[Items from a data source]
>> start
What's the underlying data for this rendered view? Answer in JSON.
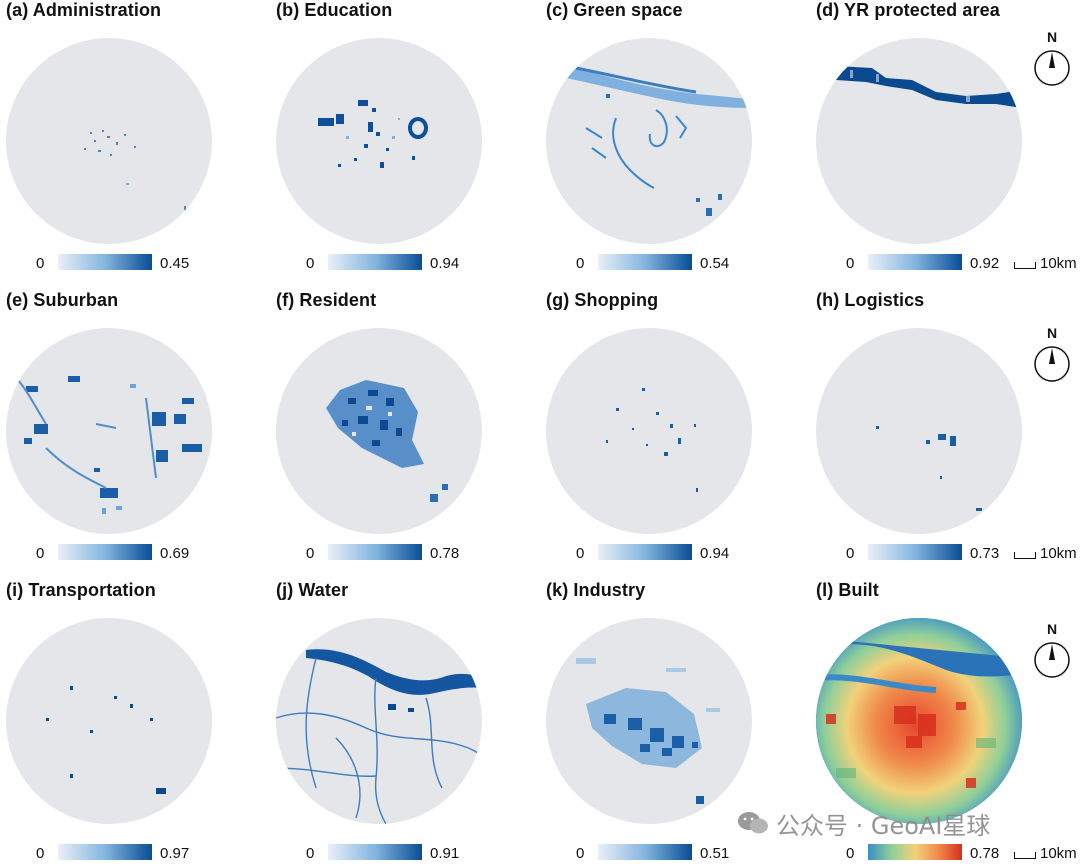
{
  "colors": {
    "disc_bg": "#e4e6e9",
    "blue_light": "#d6e6f4",
    "blue_dark": "#084d96",
    "built_low": "#2f7fc1",
    "built_high": "#d7301f"
  },
  "panels": [
    {
      "id": "a",
      "title": "(a) Administration",
      "legend_min": "0",
      "legend_max": "0.45",
      "ramp": "blue"
    },
    {
      "id": "b",
      "title": "(b) Education",
      "legend_min": "0",
      "legend_max": "0.94",
      "ramp": "blue"
    },
    {
      "id": "c",
      "title": "(c) Green space",
      "legend_min": "0",
      "legend_max": "0.54",
      "ramp": "blue"
    },
    {
      "id": "d",
      "title": "(d) YR protected area",
      "legend_min": "0",
      "legend_max": "0.92",
      "ramp": "blue"
    },
    {
      "id": "e",
      "title": "(e) Suburban",
      "legend_min": "0",
      "legend_max": "0.69",
      "ramp": "blue"
    },
    {
      "id": "f",
      "title": "(f) Resident",
      "legend_min": "0",
      "legend_max": "0.78",
      "ramp": "blue"
    },
    {
      "id": "g",
      "title": "(g) Shopping",
      "legend_min": "0",
      "legend_max": "0.94",
      "ramp": "blue"
    },
    {
      "id": "h",
      "title": "(h) Logistics",
      "legend_min": "0",
      "legend_max": "0.73",
      "ramp": "blue"
    },
    {
      "id": "i",
      "title": "(i) Transportation",
      "legend_min": "0",
      "legend_max": "0.97",
      "ramp": "blue"
    },
    {
      "id": "j",
      "title": "(j) Water",
      "legend_min": "0",
      "legend_max": "0.91",
      "ramp": "blue"
    },
    {
      "id": "k",
      "title": "(k) Industry",
      "legend_min": "0",
      "legend_max": "0.51",
      "ramp": "blue"
    },
    {
      "id": "l",
      "title": "(l) Built",
      "legend_min": "0",
      "legend_max": "0.78",
      "ramp": "spectral"
    }
  ],
  "scalebar_label": "10km",
  "north_label": "N",
  "watermark_text": "公众号 · GeoAI星球",
  "icons": {
    "north_arrow": "north-arrow-icon",
    "scalebar": "scale-bar-icon",
    "watermark": "wechat-icon"
  }
}
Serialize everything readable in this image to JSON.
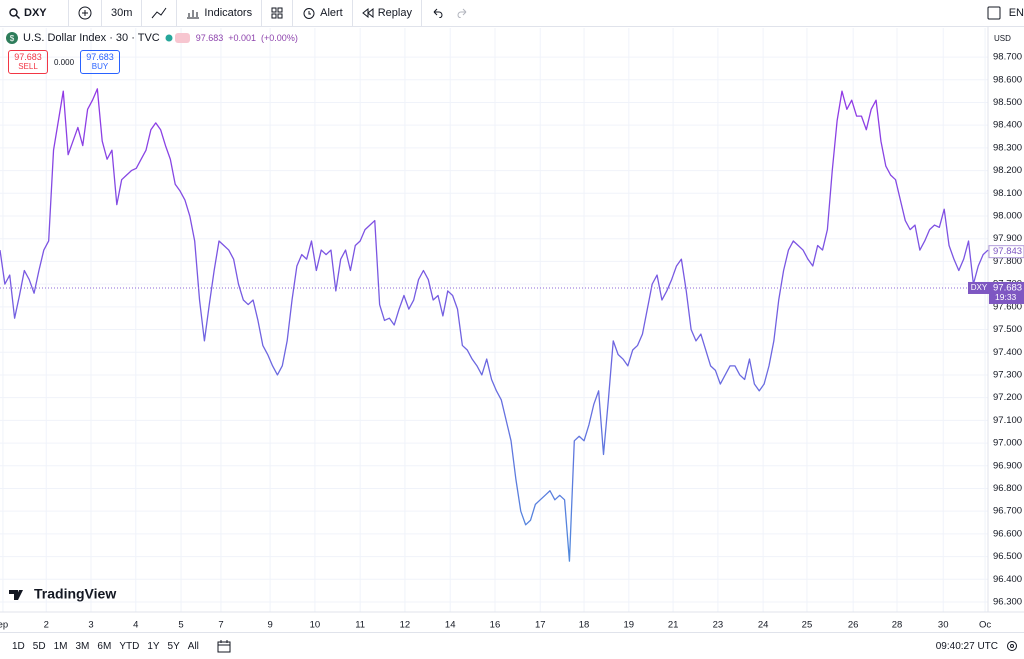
>> end
# What is expected
Copy the listing word for word, excluding its pictures.

# Solution to the problem
What's the underlying data for this rendered view? Answer in JSON.
{
  "colors": {
    "disc_bg": "#e4e6e9",
    "blue_light": "#d6e6f4",
    "blue_dark": "#084d96",
    "built_low": "#2f7fc1",
    "built_high": "#d7301f"
  },
  "panels": [
    {
      "id": "a",
      "title": "(a) Administration",
      "legend_min": "0",
      "legend_max": "0.45",
      "ramp": "blue"
    },
    {
      "id": "b",
      "title": "(b) Education",
      "legend_min": "0",
      "legend_max": "0.94",
      "ramp": "blue"
    },
    {
      "id": "c",
      "title": "(c) Green space",
      "legend_min": "0",
      "legend_max": "0.54",
      "ramp": "blue"
    },
    {
      "id": "d",
      "title": "(d) YR protected area",
      "legend_min": "0",
      "legend_max": "0.92",
      "ramp": "blue"
    },
    {
      "id": "e",
      "title": "(e) Suburban",
      "legend_min": "0",
      "legend_max": "0.69",
      "ramp": "blue"
    },
    {
      "id": "f",
      "title": "(f) Resident",
      "legend_min": "0",
      "legend_max": "0.78",
      "ramp": "blue"
    },
    {
      "id": "g",
      "title": "(g) Shopping",
      "legend_min": "0",
      "legend_max": "0.94",
      "ramp": "blue"
    },
    {
      "id": "h",
      "title": "(h) Logistics",
      "legend_min": "0",
      "legend_max": "0.73",
      "ramp": "blue"
    },
    {
      "id": "i",
      "title": "(i) Transportation",
      "legend_min": "0",
      "legend_max": "0.97",
      "ramp": "blue"
    },
    {
      "id": "j",
      "title": "(j) Water",
      "legend_min": "0",
      "legend_max": "0.91",
      "ramp": "blue"
    },
    {
      "id": "k",
      "title": "(k) Industry",
      "legend_min": "0",
      "legend_max": "0.51",
      "ramp": "blue"
    },
    {
      "id": "l",
      "title": "(l) Built",
      "legend_min": "0",
      "legend_max": "0.78",
      "ramp": "spectral"
    }
  ],
  "scalebar_label": "10km",
  "north_label": "N",
  "watermark_text": "公众号 · GeoAI星球",
  "icons": {
    "north_arrow": "north-arrow-icon",
    "scalebar": "scale-bar-icon",
    "watermark": "wechat-icon"
  }
}
Serialize everything readable in this image to JSON.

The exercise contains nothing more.